* begin Given entries *

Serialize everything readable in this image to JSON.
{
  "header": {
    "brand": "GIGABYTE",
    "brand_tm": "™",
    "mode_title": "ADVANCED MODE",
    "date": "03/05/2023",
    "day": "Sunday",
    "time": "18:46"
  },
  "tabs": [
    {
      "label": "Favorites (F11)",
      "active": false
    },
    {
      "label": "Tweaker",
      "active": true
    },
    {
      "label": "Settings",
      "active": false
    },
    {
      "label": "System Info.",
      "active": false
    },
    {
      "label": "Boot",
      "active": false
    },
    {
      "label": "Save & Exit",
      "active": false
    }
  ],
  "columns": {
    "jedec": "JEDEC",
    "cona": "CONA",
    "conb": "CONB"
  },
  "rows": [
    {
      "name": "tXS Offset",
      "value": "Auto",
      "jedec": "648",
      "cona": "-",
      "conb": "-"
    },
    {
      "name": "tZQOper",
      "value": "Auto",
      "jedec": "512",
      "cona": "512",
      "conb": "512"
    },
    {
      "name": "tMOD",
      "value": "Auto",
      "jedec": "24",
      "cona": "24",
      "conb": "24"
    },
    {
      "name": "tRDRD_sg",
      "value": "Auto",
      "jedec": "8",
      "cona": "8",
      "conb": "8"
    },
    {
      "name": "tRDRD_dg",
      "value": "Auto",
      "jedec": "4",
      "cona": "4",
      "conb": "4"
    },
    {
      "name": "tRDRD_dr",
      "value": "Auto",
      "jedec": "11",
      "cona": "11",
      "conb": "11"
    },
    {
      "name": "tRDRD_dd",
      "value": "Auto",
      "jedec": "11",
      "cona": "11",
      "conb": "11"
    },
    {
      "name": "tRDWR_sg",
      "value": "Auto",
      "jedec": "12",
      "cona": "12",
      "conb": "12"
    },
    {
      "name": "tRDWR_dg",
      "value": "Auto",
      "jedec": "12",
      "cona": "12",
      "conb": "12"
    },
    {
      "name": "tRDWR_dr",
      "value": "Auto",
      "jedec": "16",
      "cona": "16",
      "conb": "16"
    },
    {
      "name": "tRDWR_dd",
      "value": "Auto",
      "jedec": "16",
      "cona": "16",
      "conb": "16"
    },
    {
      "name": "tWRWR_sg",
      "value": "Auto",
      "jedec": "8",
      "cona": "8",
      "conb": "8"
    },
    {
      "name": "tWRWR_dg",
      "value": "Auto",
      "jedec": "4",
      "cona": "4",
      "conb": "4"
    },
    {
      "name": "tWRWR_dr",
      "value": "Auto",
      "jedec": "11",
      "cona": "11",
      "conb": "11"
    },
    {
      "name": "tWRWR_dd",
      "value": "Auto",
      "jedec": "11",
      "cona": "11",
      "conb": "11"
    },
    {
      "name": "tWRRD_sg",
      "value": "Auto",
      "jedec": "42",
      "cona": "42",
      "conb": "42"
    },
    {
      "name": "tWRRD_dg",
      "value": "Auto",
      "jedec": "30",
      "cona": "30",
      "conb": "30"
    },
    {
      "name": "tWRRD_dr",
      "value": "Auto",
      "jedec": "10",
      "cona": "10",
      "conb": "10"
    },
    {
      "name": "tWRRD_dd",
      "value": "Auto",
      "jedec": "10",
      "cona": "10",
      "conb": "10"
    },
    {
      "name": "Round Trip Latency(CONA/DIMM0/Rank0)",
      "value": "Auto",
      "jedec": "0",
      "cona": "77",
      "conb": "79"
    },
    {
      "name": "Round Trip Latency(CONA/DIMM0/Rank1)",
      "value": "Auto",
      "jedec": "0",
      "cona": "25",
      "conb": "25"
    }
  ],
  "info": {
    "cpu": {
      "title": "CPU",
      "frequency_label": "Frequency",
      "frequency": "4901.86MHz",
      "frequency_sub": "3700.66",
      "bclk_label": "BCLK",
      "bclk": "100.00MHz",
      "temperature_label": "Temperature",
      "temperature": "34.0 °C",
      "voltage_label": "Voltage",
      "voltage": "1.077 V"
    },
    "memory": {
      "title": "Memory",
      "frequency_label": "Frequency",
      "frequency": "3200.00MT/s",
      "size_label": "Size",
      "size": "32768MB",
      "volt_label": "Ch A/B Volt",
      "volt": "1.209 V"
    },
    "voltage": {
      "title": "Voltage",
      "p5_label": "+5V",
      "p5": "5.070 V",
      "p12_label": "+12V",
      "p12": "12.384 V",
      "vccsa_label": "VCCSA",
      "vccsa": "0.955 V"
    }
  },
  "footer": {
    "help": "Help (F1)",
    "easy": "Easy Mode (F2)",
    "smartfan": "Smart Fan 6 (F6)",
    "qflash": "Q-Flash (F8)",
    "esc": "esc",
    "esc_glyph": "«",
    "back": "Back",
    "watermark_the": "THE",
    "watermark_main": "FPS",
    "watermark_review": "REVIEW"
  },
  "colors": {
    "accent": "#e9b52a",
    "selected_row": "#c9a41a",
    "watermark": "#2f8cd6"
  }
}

* end Given entries *

Task
Write out the records shown above, exactly as they appear.

Task solution
Serialize everything readable in this image to JSON.
{
  "header": {
    "brand": "GIGABYTE",
    "brand_tm": "™",
    "mode_title": "ADVANCED MODE",
    "date": "03/05/2023",
    "day": "Sunday",
    "time": "18:46"
  },
  "tabs": [
    {
      "label": "Favorites (F11)",
      "active": false
    },
    {
      "label": "Tweaker",
      "active": true
    },
    {
      "label": "Settings",
      "active": false
    },
    {
      "label": "System Info.",
      "active": false
    },
    {
      "label": "Boot",
      "active": false
    },
    {
      "label": "Save & Exit",
      "active": false
    }
  ],
  "columns": {
    "jedec": "JEDEC",
    "cona": "CONA",
    "conb": "CONB"
  },
  "rows": [
    {
      "name": "tXS Offset",
      "value": "Auto",
      "jedec": "648",
      "cona": "-",
      "conb": "-"
    },
    {
      "name": "tZQOper",
      "value": "Auto",
      "jedec": "512",
      "cona": "512",
      "conb": "512"
    },
    {
      "name": "tMOD",
      "value": "Auto",
      "jedec": "24",
      "cona": "24",
      "conb": "24"
    },
    {
      "name": "tRDRD_sg",
      "value": "Auto",
      "jedec": "8",
      "cona": "8",
      "conb": "8"
    },
    {
      "name": "tRDRD_dg",
      "value": "Auto",
      "jedec": "4",
      "cona": "4",
      "conb": "4"
    },
    {
      "name": "tRDRD_dr",
      "value": "Auto",
      "jedec": "11",
      "cona": "11",
      "conb": "11"
    },
    {
      "name": "tRDRD_dd",
      "value": "Auto",
      "jedec": "11",
      "cona": "11",
      "conb": "11"
    },
    {
      "name": "tRDWR_sg",
      "value": "Auto",
      "jedec": "12",
      "cona": "12",
      "conb": "12"
    },
    {
      "name": "tRDWR_dg",
      "value": "Auto",
      "jedec": "12",
      "cona": "12",
      "conb": "12"
    },
    {
      "name": "tRDWR_dr",
      "value": "Auto",
      "jedec": "16",
      "cona": "16",
      "conb": "16"
    },
    {
      "name": "tRDWR_dd",
      "value": "Auto",
      "jedec": "16",
      "cona": "16",
      "conb": "16"
    },
    {
      "name": "tWRWR_sg",
      "value": "Auto",
      "jedec": "8",
      "cona": "8",
      "conb": "8"
    },
    {
      "name": "tWRWR_dg",
      "value": "Auto",
      "jedec": "4",
      "cona": "4",
      "conb": "4"
    },
    {
      "name": "tWRWR_dr",
      "value": "Auto",
      "jedec": "11",
      "cona": "11",
      "conb": "11"
    },
    {
      "name": "tWRWR_dd",
      "value": "Auto",
      "jedec": "11",
      "cona": "11",
      "conb": "11"
    },
    {
      "name": "tWRRD_sg",
      "value": "Auto",
      "jedec": "42",
      "cona": "42",
      "conb": "42"
    },
    {
      "name": "tWRRD_dg",
      "value": "Auto",
      "jedec": "30",
      "cona": "30",
      "conb": "30"
    },
    {
      "name": "tWRRD_dr",
      "value": "Auto",
      "jedec": "10",
      "cona": "10",
      "conb": "10"
    },
    {
      "name": "tWRRD_dd",
      "value": "Auto",
      "jedec": "10",
      "cona": "10",
      "conb": "10"
    },
    {
      "name": "Round Trip Latency(CONA/DIMM0/Rank0)",
      "value": "Auto",
      "jedec": "0",
      "cona": "77",
      "conb": "79"
    },
    {
      "name": "Round Trip Latency(CONA/DIMM0/Rank1)",
      "value": "Auto",
      "jedec": "0",
      "cona": "25",
      "conb": "25"
    }
  ],
  "info": {
    "cpu": {
      "title": "CPU",
      "frequency_label": "Frequency",
      "frequency": "4901.86MHz",
      "frequency_sub": "3700.66",
      "bclk_label": "BCLK",
      "bclk": "100.00MHz",
      "temperature_label": "Temperature",
      "temperature": "34.0 °C",
      "voltage_label": "Voltage",
      "voltage": "1.077 V"
    },
    "memory": {
      "title": "Memory",
      "frequency_label": "Frequency",
      "frequency": "3200.00MT/s",
      "size_label": "Size",
      "size": "32768MB",
      "volt_label": "Ch A/B Volt",
      "volt": "1.209 V"
    },
    "voltage": {
      "title": "Voltage",
      "p5_label": "+5V",
      "p5": "5.070 V",
      "p12_label": "+12V",
      "p12": "12.384 V",
      "vccsa_label": "VCCSA",
      "vccsa": "0.955 V"
    }
  },
  "footer": {
    "help": "Help (F1)",
    "easy": "Easy Mode (F2)",
    "smartfan": "Smart Fan 6 (F6)",
    "qflash": "Q-Flash (F8)",
    "esc": "esc",
    "esc_glyph": "«",
    "back": "Back",
    "watermark_the": "THE",
    "watermark_main": "FPS",
    "watermark_review": "REVIEW"
  },
  "colors": {
    "accent": "#e9b52a",
    "selected_row": "#c9a41a",
    "watermark": "#2f8cd6"
  }
}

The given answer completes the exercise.